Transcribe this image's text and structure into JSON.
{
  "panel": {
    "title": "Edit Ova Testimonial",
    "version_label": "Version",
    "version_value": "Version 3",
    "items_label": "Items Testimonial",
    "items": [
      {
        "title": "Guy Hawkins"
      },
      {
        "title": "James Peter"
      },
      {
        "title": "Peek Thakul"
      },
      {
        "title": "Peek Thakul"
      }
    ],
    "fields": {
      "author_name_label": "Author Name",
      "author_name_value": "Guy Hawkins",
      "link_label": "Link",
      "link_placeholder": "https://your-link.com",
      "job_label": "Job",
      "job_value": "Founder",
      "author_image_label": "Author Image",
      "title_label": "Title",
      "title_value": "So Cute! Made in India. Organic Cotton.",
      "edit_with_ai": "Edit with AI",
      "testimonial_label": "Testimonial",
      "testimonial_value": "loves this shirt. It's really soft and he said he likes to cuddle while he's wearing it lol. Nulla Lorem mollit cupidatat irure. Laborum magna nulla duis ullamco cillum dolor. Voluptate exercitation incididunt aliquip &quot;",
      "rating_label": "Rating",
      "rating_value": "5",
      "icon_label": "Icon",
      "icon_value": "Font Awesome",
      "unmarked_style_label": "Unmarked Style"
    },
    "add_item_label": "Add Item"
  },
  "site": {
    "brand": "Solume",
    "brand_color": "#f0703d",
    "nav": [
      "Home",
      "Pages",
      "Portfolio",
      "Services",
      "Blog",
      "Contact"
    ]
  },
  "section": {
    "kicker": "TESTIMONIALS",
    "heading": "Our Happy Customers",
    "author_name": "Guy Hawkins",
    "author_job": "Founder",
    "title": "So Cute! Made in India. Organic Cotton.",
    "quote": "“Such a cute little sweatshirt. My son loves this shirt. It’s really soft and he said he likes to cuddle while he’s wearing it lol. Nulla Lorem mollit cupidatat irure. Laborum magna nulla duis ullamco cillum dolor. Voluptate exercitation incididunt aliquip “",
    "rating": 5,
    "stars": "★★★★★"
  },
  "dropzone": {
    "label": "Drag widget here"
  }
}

==============================

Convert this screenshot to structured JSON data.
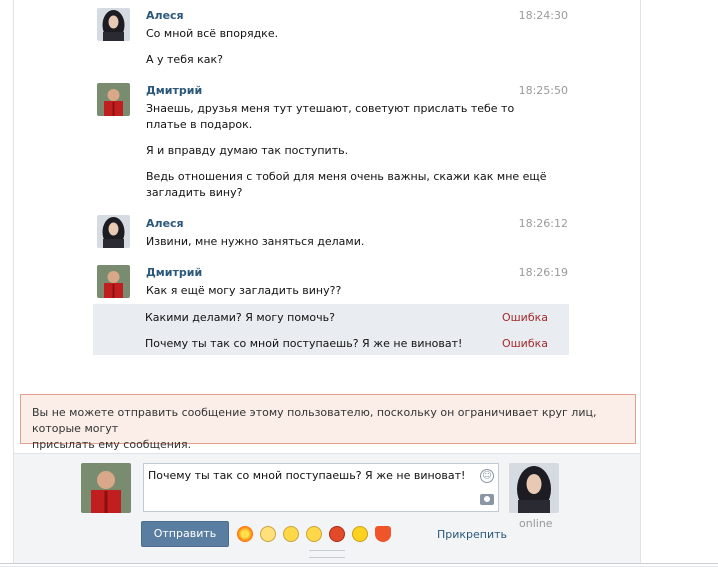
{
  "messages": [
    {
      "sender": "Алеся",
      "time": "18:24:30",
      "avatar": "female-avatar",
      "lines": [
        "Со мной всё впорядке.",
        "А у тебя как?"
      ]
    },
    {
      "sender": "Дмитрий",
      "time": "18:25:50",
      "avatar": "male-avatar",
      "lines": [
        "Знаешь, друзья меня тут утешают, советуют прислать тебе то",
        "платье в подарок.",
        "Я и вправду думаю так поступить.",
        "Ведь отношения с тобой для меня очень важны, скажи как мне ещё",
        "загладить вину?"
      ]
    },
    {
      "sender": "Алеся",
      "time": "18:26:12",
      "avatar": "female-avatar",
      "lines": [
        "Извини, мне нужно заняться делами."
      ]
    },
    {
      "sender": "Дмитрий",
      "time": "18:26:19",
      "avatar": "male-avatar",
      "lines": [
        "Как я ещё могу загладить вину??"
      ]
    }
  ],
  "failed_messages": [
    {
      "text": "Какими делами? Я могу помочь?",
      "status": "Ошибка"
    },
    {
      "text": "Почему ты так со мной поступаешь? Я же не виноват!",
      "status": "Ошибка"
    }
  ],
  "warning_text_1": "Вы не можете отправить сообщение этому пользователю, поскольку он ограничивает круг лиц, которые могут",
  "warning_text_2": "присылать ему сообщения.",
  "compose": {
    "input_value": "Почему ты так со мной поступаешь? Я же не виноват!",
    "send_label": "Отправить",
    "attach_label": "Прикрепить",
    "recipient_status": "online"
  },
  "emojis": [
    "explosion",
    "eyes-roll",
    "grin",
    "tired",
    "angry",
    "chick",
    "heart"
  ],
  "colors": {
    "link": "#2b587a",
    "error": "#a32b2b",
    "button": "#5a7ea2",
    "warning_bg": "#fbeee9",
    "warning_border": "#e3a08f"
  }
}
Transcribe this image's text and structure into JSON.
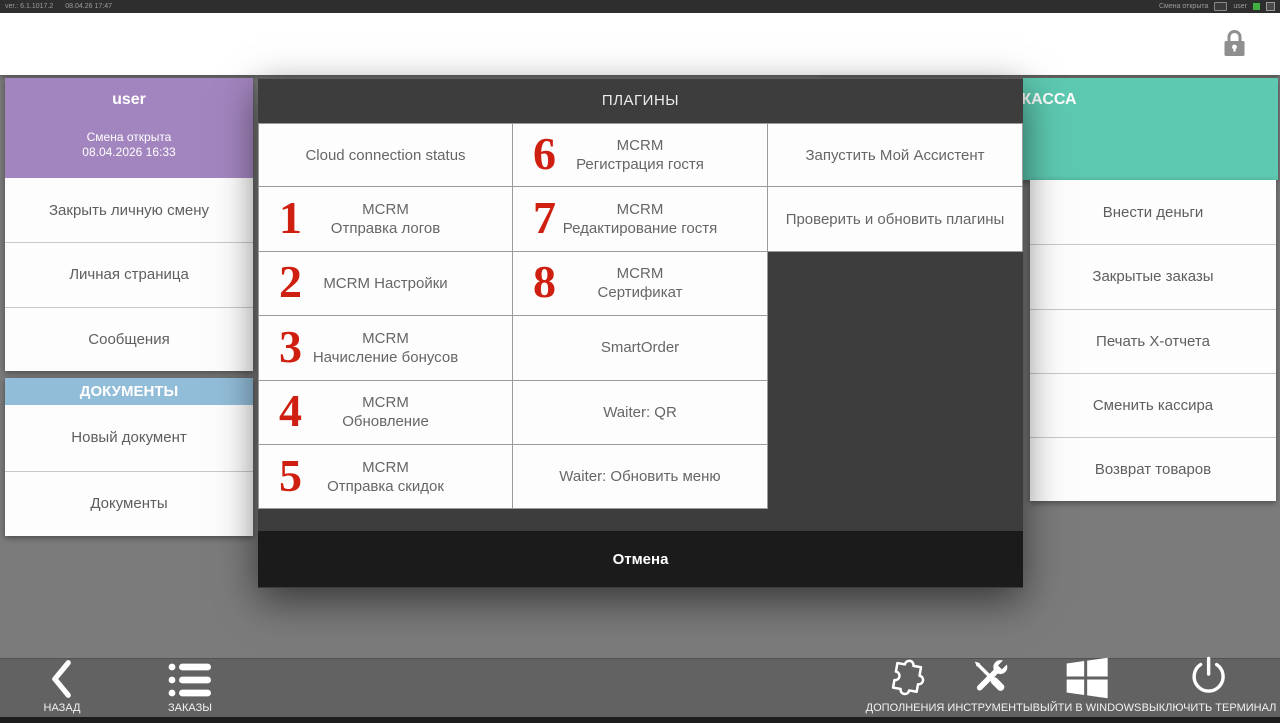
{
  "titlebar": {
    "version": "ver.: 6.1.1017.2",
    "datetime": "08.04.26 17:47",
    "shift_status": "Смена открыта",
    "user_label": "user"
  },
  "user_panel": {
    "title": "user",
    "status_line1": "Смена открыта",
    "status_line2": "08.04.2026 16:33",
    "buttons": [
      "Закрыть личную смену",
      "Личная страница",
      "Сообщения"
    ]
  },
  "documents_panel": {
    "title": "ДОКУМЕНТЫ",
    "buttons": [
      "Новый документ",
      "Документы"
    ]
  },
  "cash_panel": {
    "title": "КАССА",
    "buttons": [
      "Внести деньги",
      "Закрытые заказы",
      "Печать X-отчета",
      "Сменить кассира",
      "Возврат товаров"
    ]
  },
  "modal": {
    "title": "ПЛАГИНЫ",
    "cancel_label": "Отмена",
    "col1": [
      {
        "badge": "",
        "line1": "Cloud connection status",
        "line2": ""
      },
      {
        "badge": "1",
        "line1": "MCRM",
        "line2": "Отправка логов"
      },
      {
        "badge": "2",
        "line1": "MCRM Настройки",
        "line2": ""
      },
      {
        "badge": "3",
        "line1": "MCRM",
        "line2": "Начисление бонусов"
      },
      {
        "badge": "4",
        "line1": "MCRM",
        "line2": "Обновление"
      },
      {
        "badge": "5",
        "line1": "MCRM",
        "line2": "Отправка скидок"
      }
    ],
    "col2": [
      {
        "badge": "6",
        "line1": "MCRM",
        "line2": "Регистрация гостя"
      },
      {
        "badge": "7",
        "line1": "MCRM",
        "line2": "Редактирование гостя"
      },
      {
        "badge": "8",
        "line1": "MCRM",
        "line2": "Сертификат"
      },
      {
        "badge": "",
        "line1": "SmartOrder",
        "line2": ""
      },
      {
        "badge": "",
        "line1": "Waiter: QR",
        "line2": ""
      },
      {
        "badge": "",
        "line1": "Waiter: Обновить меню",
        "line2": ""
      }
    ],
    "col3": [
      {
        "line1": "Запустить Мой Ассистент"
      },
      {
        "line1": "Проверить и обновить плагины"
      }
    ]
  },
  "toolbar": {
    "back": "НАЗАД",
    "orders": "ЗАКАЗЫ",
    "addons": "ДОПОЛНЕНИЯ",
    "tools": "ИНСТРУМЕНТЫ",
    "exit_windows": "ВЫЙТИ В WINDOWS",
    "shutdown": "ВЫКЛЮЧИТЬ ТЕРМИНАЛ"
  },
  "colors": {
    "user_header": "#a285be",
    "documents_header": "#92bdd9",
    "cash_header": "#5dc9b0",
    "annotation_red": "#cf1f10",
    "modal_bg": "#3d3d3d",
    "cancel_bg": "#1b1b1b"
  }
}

==============================

• **Your instructions**: Filter the listing for the word "Founder" and copy every line that holds it.

• **Output of the task**:
      "job_value": "Founder",
    "author_job": "Founder",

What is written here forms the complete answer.